TASK PROMPT:
Could you extract every entry below and reproduce it exactly?
-------- PROVIDED RECORDS
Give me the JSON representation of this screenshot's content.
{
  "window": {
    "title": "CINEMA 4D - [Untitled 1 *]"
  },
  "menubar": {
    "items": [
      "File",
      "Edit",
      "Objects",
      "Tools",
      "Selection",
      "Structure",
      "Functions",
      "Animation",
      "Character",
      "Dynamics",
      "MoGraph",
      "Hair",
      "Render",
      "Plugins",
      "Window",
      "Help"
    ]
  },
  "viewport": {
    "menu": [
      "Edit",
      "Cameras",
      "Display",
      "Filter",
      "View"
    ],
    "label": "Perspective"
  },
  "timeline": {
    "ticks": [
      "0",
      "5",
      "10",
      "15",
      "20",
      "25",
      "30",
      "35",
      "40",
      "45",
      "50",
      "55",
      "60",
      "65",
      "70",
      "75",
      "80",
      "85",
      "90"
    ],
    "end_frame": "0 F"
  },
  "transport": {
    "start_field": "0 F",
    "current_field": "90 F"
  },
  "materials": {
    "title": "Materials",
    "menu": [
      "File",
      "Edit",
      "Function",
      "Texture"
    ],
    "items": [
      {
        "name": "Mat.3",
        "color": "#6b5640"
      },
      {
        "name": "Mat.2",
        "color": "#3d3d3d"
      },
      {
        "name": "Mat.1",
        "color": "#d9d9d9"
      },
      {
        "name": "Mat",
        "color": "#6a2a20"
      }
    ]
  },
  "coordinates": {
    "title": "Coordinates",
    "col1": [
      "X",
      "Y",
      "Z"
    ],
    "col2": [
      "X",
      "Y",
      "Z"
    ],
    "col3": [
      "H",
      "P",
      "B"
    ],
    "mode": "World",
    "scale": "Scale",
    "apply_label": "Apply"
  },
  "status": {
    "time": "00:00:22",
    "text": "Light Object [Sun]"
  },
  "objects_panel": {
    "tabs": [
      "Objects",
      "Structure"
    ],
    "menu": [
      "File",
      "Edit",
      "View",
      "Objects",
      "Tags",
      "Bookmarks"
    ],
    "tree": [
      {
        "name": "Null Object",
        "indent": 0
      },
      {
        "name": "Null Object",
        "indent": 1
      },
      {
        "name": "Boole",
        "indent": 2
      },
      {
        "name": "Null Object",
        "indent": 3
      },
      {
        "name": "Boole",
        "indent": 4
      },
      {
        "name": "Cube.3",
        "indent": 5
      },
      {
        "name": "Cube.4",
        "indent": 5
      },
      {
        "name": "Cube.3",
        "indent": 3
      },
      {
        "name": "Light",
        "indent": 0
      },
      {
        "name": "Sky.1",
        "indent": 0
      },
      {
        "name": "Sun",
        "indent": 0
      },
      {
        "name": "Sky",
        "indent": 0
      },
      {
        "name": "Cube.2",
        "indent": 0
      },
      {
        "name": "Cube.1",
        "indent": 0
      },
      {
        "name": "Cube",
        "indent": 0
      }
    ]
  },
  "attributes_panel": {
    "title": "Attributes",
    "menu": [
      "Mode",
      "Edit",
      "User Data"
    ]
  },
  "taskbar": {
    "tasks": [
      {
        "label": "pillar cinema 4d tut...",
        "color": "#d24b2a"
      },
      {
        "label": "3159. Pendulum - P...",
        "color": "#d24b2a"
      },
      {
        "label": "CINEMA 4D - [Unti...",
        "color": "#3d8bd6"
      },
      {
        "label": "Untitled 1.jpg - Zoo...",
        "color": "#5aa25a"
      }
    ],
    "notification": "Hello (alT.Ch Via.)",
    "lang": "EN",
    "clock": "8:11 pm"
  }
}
----------------
EXERCISE SOLUTION:
Give me the JSON representation of this screenshot's content.
{
  "window": {
    "title": "CINEMA 4D - [Untitled 1 *]"
  },
  "menubar": {
    "items": [
      "File",
      "Edit",
      "Objects",
      "Tools",
      "Selection",
      "Structure",
      "Functions",
      "Animation",
      "Character",
      "Dynamics",
      "MoGraph",
      "Hair",
      "Render",
      "Plugins",
      "Window",
      "Help"
    ]
  },
  "viewport": {
    "menu": [
      "Edit",
      "Cameras",
      "Display",
      "Filter",
      "View"
    ],
    "label": "Perspective"
  },
  "timeline": {
    "ticks": [
      "0",
      "5",
      "10",
      "15",
      "20",
      "25",
      "30",
      "35",
      "40",
      "45",
      "50",
      "55",
      "60",
      "65",
      "70",
      "75",
      "80",
      "85",
      "90"
    ],
    "end_frame": "0 F"
  },
  "transport": {
    "start_field": "0 F",
    "current_field": "90 F"
  },
  "materials": {
    "title": "Materials",
    "menu": [
      "File",
      "Edit",
      "Function",
      "Texture"
    ],
    "items": [
      {
        "name": "Mat.3",
        "color": "#6b5640"
      },
      {
        "name": "Mat.2",
        "color": "#3d3d3d"
      },
      {
        "name": "Mat.1",
        "color": "#d9d9d9"
      },
      {
        "name": "Mat",
        "color": "#6a2a20"
      }
    ]
  },
  "coordinates": {
    "title": "Coordinates",
    "col1": [
      "X",
      "Y",
      "Z"
    ],
    "col2": [
      "X",
      "Y",
      "Z"
    ],
    "col3": [
      "H",
      "P",
      "B"
    ],
    "mode": "World",
    "scale": "Scale",
    "apply_label": "Apply"
  },
  "status": {
    "time": "00:00:22",
    "text": "Light Object [Sun]"
  },
  "objects_panel": {
    "tabs": [
      "Objects",
      "Structure"
    ],
    "menu": [
      "File",
      "Edit",
      "View",
      "Objects",
      "Tags",
      "Bookmarks"
    ],
    "tree": [
      {
        "name": "Null Object",
        "indent": 0
      },
      {
        "name": "Null Object",
        "indent": 1
      },
      {
        "name": "Boole",
        "indent": 2
      },
      {
        "name": "Null Object",
        "indent": 3
      },
      {
        "name": "Boole",
        "indent": 4
      },
      {
        "name": "Cube.3",
        "indent": 5
      },
      {
        "name": "Cube.4",
        "indent": 5
      },
      {
        "name": "Cube.3",
        "indent": 3
      },
      {
        "name": "Light",
        "indent": 0
      },
      {
        "name": "Sky.1",
        "indent": 0
      },
      {
        "name": "Sun",
        "indent": 0
      },
      {
        "name": "Sky",
        "indent": 0
      },
      {
        "name": "Cube.2",
        "indent": 0
      },
      {
        "name": "Cube.1",
        "indent": 0
      },
      {
        "name": "Cube",
        "indent": 0
      }
    ]
  },
  "attributes_panel": {
    "title": "Attributes",
    "menu": [
      "Mode",
      "Edit",
      "User Data"
    ]
  },
  "taskbar": {
    "tasks": [
      {
        "label": "pillar cinema 4d tut...",
        "color": "#d24b2a"
      },
      {
        "label": "3159. Pendulum - P...",
        "color": "#d24b2a"
      },
      {
        "label": "CINEMA 4D - [Unti...",
        "color": "#3d8bd6"
      },
      {
        "label": "Untitled 1.jpg - Zoo...",
        "color": "#5aa25a"
      }
    ],
    "notification": "Hello (alT.Ch Via.)",
    "lang": "EN",
    "clock": "8:11 pm"
  }
}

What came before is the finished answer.